(Task to carry out) The entries below are to be written out again without alteration.

── Record list ──

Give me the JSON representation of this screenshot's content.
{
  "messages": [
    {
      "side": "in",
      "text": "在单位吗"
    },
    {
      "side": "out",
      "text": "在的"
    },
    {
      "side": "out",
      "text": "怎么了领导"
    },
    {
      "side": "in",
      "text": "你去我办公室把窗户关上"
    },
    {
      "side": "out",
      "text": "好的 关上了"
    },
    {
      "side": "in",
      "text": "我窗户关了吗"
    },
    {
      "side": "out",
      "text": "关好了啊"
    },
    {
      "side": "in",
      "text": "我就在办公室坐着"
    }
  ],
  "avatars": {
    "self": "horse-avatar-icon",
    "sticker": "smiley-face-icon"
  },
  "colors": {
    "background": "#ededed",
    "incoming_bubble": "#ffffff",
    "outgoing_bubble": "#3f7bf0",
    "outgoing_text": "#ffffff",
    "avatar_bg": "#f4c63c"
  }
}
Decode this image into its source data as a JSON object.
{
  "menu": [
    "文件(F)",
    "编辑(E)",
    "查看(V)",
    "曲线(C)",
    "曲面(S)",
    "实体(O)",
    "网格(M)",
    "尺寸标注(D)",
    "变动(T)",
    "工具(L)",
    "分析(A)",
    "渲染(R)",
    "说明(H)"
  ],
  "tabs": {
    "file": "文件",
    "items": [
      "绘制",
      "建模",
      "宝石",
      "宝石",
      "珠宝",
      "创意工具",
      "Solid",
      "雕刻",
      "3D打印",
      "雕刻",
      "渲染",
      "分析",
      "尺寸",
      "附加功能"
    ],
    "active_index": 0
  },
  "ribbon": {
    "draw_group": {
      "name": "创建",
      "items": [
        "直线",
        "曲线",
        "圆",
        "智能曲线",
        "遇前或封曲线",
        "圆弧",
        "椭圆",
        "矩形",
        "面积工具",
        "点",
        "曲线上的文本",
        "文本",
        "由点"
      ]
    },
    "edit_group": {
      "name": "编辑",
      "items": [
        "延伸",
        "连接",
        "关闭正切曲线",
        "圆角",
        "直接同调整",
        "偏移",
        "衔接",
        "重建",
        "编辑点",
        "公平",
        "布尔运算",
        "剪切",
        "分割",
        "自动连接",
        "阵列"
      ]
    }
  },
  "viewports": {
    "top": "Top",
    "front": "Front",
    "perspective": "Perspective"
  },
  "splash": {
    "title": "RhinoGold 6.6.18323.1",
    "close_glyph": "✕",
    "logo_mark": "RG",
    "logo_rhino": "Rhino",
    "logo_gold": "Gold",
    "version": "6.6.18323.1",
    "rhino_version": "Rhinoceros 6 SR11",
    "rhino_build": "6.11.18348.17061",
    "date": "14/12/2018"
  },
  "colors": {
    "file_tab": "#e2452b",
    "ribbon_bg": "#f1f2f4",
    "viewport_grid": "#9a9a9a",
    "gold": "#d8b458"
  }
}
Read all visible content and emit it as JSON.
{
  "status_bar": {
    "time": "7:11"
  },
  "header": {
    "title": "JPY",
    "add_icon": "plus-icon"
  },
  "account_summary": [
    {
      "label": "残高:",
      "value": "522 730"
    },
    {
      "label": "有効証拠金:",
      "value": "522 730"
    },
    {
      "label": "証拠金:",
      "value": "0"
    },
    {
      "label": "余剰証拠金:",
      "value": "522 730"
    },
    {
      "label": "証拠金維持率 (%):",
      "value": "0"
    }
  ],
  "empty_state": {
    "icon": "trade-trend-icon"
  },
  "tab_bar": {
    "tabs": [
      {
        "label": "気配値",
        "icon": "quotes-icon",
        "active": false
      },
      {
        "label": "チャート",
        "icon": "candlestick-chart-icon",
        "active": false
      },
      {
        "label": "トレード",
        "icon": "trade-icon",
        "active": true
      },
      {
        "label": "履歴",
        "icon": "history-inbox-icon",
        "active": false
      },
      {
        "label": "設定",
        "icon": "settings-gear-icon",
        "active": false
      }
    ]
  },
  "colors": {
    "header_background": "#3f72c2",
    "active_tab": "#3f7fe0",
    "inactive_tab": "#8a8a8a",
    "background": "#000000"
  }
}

───

(Full answer)
Give me the JSON representation of this screenshot's content.
{
  "messages": [
    {
      "side": "in",
      "text": "在单位吗"
    },
    {
      "side": "out",
      "text": "在的"
    },
    {
      "side": "out",
      "text": "怎么了领导"
    },
    {
      "side": "in",
      "text": "你去我办公室把窗户关上"
    },
    {
      "side": "out",
      "text": "好的 关上了"
    },
    {
      "side": "in",
      "text": "我窗户关了吗"
    },
    {
      "side": "out",
      "text": "关好了啊"
    },
    {
      "side": "in",
      "text": "我就在办公室坐着"
    }
  ],
  "avatars": {
    "self": "horse-avatar-icon",
    "sticker": "smiley-face-icon"
  },
  "colors": {
    "background": "#ededed",
    "incoming_bubble": "#ffffff",
    "outgoing_bubble": "#3f7bf0",
    "outgoing_text": "#ffffff",
    "avatar_bg": "#f4c63c"
  }
}
Decode this image into its source data as a JSON object.
{
  "menu": [
    "文件(F)",
    "编辑(E)",
    "查看(V)",
    "曲线(C)",
    "曲面(S)",
    "实体(O)",
    "网格(M)",
    "尺寸标注(D)",
    "变动(T)",
    "工具(L)",
    "分析(A)",
    "渲染(R)",
    "说明(H)"
  ],
  "tabs": {
    "file": "文件",
    "items": [
      "绘制",
      "建模",
      "宝石",
      "宝石",
      "珠宝",
      "创意工具",
      "Solid",
      "雕刻",
      "3D打印",
      "雕刻",
      "渲染",
      "分析",
      "尺寸",
      "附加功能"
    ],
    "active_index": 0
  },
  "ribbon": {
    "draw_group": {
      "name": "创建",
      "items": [
        "直线",
        "曲线",
        "圆",
        "智能曲线",
        "遇前或封曲线",
        "圆弧",
        "椭圆",
        "矩形",
        "面积工具",
        "点",
        "曲线上的文本",
        "文本",
        "由点"
      ]
    },
    "edit_group": {
      "name": "编辑",
      "items": [
        "延伸",
        "连接",
        "关闭正切曲线",
        "圆角",
        "直接同调整",
        "偏移",
        "衔接",
        "重建",
        "编辑点",
        "公平",
        "布尔运算",
        "剪切",
        "分割",
        "自动连接",
        "阵列"
      ]
    }
  },
  "viewports": {
    "top": "Top",
    "front": "Front",
    "perspective": "Perspective"
  },
  "splash": {
    "title": "RhinoGold 6.6.18323.1",
    "close_glyph": "✕",
    "logo_mark": "RG",
    "logo_rhino": "Rhino",
    "logo_gold": "Gold",
    "version": "6.6.18323.1",
    "rhino_version": "Rhinoceros 6 SR11",
    "rhino_build": "6.11.18348.17061",
    "date": "14/12/2018"
  },
  "colors": {
    "file_tab": "#e2452b",
    "ribbon_bg": "#f1f2f4",
    "viewport_grid": "#9a9a9a",
    "gold": "#d8b458"
  }
}
Read all visible content and emit it as JSON.
{
  "status_bar": {
    "time": "7:11"
  },
  "header": {
    "title": "JPY",
    "add_icon": "plus-icon"
  },
  "account_summary": [
    {
      "label": "残高:",
      "value": "522 730"
    },
    {
      "label": "有効証拠金:",
      "value": "522 730"
    },
    {
      "label": "証拠金:",
      "value": "0"
    },
    {
      "label": "余剰証拠金:",
      "value": "522 730"
    },
    {
      "label": "証拠金維持率 (%):",
      "value": "0"
    }
  ],
  "empty_state": {
    "icon": "trade-trend-icon"
  },
  "tab_bar": {
    "tabs": [
      {
        "label": "気配値",
        "icon": "quotes-icon",
        "active": false
      },
      {
        "label": "チャート",
        "icon": "candlestick-chart-icon",
        "active": false
      },
      {
        "label": "トレード",
        "icon": "trade-icon",
        "active": true
      },
      {
        "label": "履歴",
        "icon": "history-inbox-icon",
        "active": false
      },
      {
        "label": "設定",
        "icon": "settings-gear-icon",
        "active": false
      }
    ]
  },
  "colors": {
    "header_background": "#3f72c2",
    "active_tab": "#3f7fe0",
    "inactive_tab": "#8a8a8a",
    "background": "#000000"
  }
}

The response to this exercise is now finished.